> [WHAT YOU HAVE TO DO] Repeat the records below exactly.

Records
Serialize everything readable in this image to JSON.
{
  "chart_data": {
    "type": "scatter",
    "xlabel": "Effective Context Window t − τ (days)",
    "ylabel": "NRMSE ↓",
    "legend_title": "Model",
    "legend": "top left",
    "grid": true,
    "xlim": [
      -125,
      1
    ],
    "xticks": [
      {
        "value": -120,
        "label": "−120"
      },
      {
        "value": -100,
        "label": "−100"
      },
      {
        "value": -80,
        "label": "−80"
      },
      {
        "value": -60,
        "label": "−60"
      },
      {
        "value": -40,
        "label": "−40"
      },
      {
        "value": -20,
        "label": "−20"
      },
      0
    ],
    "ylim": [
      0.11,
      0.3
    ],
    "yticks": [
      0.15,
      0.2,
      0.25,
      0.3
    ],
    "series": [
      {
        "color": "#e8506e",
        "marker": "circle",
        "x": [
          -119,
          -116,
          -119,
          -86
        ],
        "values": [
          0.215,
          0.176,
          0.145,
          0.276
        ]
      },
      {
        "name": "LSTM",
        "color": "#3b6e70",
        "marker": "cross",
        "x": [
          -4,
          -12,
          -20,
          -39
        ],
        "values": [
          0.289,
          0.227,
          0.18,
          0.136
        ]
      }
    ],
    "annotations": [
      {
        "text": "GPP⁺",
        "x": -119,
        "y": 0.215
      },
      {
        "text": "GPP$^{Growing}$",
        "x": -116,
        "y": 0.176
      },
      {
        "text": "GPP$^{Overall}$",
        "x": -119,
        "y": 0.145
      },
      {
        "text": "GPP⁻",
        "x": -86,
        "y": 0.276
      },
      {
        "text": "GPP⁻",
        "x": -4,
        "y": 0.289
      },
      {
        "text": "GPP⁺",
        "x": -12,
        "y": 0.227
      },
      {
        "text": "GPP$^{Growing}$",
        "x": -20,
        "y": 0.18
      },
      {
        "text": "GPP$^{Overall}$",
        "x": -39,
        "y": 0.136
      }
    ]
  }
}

> [ANSWER TO THE EXERCISE]
Serialize everything readable in this image to JSON.
{
  "chart_data": {
    "type": "scatter",
    "xlabel": "Effective Context Window t − τ (days)",
    "ylabel": "NRMSE ↓",
    "legend_title": "Model",
    "legend": "top left",
    "grid": true,
    "xlim": [
      -125,
      1
    ],
    "xticks": [
      {
        "value": -120,
        "label": "−120"
      },
      {
        "value": -100,
        "label": "−100"
      },
      {
        "value": -80,
        "label": "−80"
      },
      {
        "value": -60,
        "label": "−60"
      },
      {
        "value": -40,
        "label": "−40"
      },
      {
        "value": -20,
        "label": "−20"
      },
      0
    ],
    "ylim": [
      0.11,
      0.3
    ],
    "yticks": [
      0.15,
      0.2,
      0.25,
      0.3
    ],
    "series": [
      {
        "color": "#e8506e",
        "marker": "circle",
        "x": [
          -119,
          -116,
          -119,
          -86
        ],
        "values": [
          0.215,
          0.176,
          0.145,
          0.276
        ]
      },
      {
        "name": "LSTM",
        "color": "#3b6e70",
        "marker": "cross",
        "x": [
          -4,
          -12,
          -20,
          -39
        ],
        "values": [
          0.289,
          0.227,
          0.18,
          0.136
        ]
      }
    ],
    "annotations": [
      {
        "text": "GPP⁺",
        "x": -119,
        "y": 0.215
      },
      {
        "text": "GPP$^{Growing}$",
        "x": -116,
        "y": 0.176
      },
      {
        "text": "GPP$^{Overall}$",
        "x": -119,
        "y": 0.145
      },
      {
        "text": "GPP⁻",
        "x": -86,
        "y": 0.276
      },
      {
        "text": "GPP⁻",
        "x": -4,
        "y": 0.289
      },
      {
        "text": "GPP⁺",
        "x": -12,
        "y": 0.227
      },
      {
        "text": "GPP$^{Growing}$",
        "x": -20,
        "y": 0.18
      },
      {
        "text": "GPP$^{Overall}$",
        "x": -39,
        "y": 0.136
      }
    ]
  }
}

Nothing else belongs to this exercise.